__Given records__.

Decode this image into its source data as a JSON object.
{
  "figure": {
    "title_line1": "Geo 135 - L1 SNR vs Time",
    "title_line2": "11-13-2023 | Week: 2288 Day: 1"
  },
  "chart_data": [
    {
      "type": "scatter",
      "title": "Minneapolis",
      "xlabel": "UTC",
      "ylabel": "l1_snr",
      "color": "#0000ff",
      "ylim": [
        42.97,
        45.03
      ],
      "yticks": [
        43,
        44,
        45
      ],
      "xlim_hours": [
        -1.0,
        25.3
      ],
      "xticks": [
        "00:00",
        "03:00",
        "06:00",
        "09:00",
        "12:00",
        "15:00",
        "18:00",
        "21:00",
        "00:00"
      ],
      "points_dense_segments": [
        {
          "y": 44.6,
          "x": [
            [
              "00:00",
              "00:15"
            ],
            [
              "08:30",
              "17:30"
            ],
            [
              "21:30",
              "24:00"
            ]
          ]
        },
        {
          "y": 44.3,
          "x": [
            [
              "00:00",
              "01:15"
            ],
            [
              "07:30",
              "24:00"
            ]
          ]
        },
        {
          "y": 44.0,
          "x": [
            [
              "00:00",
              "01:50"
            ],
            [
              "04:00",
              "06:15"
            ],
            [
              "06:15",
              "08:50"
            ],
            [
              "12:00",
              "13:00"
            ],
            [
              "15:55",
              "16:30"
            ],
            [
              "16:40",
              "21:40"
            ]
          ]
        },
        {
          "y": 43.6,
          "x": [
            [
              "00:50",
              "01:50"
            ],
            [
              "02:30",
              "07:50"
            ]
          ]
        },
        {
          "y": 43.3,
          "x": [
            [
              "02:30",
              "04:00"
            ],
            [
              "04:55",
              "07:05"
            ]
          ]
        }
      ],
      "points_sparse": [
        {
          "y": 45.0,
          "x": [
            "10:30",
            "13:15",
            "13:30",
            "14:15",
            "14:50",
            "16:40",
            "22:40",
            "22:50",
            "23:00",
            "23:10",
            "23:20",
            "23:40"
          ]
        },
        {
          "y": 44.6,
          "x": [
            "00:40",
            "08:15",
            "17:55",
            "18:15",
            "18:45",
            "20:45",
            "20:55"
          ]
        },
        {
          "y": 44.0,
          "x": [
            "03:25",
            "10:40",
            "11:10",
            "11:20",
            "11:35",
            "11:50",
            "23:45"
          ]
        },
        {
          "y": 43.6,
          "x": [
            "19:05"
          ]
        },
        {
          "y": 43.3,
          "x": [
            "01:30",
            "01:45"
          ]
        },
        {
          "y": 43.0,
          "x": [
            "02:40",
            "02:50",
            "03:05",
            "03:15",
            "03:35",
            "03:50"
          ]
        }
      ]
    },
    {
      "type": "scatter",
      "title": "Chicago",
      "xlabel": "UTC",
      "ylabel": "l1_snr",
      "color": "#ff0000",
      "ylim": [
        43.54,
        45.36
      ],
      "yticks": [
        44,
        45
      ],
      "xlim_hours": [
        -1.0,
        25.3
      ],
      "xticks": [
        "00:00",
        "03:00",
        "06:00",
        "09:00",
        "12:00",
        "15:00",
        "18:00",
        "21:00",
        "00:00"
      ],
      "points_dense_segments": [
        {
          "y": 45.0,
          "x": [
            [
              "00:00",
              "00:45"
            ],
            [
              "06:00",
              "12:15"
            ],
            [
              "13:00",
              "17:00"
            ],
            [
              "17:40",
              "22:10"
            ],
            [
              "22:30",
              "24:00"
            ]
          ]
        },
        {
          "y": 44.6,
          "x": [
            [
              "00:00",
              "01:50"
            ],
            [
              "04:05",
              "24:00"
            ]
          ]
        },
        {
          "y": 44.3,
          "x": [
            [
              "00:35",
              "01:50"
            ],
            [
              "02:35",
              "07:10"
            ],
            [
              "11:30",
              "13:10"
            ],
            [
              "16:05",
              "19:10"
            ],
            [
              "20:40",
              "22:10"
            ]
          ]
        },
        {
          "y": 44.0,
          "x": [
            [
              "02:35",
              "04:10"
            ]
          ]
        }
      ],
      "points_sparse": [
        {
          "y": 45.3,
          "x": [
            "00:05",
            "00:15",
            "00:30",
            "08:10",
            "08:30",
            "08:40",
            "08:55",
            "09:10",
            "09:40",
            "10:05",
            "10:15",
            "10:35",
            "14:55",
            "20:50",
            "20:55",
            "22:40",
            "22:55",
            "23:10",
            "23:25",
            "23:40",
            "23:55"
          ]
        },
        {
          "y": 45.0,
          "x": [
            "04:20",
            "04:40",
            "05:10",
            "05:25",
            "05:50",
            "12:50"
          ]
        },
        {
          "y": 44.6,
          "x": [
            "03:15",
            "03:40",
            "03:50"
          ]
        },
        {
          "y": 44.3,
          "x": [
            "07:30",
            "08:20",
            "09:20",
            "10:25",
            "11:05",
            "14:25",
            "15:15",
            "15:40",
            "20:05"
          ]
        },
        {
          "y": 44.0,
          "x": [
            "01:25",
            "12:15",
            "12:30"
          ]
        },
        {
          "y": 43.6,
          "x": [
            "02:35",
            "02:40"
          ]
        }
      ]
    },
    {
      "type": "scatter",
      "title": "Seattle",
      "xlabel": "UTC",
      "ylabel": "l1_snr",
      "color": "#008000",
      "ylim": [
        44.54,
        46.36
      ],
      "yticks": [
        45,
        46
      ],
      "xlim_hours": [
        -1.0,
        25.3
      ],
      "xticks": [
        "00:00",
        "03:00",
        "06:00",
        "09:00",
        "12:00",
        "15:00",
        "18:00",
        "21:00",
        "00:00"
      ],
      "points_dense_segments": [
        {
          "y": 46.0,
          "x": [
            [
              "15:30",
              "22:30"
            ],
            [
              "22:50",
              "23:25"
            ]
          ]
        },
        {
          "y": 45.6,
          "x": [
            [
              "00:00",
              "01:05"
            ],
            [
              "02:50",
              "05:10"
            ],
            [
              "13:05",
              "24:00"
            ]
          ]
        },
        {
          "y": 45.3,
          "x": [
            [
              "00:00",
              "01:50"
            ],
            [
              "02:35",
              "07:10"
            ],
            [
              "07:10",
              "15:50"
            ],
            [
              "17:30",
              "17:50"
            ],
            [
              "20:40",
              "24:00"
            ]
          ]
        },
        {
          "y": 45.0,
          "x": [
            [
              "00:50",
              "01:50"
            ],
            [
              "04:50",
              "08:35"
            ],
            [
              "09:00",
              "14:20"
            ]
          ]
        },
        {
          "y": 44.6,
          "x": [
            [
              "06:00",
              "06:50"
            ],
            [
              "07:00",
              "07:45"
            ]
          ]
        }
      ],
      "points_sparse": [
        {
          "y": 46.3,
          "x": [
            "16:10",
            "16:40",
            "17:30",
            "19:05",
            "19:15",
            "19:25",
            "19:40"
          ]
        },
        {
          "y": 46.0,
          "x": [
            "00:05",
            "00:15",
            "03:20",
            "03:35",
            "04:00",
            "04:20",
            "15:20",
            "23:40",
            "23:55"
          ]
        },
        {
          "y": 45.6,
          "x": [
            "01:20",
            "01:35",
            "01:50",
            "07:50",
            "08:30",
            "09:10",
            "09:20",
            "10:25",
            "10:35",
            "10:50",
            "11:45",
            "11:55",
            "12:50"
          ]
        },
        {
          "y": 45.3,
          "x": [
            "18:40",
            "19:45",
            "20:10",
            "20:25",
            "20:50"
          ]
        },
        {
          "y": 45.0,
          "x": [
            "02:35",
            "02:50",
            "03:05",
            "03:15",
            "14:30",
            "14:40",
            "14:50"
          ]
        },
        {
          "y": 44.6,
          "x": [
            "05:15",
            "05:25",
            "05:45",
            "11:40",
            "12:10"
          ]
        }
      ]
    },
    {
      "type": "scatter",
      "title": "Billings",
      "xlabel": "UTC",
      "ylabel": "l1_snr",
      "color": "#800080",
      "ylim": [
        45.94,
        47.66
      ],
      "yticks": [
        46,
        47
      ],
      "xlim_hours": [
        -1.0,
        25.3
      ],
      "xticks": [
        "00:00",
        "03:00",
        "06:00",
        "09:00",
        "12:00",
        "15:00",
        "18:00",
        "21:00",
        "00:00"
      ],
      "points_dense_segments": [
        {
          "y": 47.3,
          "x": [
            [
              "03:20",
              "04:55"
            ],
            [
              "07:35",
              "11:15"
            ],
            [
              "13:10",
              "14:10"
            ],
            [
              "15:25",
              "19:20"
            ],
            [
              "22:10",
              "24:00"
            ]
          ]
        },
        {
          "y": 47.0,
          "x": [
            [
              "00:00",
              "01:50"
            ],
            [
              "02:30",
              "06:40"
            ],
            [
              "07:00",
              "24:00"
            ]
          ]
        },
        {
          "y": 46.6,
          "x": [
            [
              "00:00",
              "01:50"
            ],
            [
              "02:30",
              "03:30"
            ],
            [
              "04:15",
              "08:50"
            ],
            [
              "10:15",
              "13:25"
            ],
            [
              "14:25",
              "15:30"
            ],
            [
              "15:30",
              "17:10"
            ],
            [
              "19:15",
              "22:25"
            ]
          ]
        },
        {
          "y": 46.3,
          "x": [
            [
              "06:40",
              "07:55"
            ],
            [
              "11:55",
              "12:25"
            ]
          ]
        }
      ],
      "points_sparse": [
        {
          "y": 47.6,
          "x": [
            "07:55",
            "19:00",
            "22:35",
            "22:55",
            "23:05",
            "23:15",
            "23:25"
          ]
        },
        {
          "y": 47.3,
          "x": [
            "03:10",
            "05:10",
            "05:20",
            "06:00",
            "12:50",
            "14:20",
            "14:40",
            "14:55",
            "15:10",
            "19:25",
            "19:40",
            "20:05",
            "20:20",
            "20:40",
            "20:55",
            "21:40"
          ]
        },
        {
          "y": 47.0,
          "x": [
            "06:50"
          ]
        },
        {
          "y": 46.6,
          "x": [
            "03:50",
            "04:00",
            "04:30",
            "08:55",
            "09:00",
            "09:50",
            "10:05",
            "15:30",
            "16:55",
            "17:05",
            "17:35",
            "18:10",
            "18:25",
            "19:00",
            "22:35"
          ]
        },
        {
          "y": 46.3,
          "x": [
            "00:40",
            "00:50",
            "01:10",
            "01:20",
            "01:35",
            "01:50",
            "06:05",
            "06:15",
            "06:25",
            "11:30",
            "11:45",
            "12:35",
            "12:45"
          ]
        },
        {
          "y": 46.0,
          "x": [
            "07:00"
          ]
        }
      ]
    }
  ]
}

__Instructions for the task__. State how many lines of the material contain the string "color", with no other words.

__Response__. 4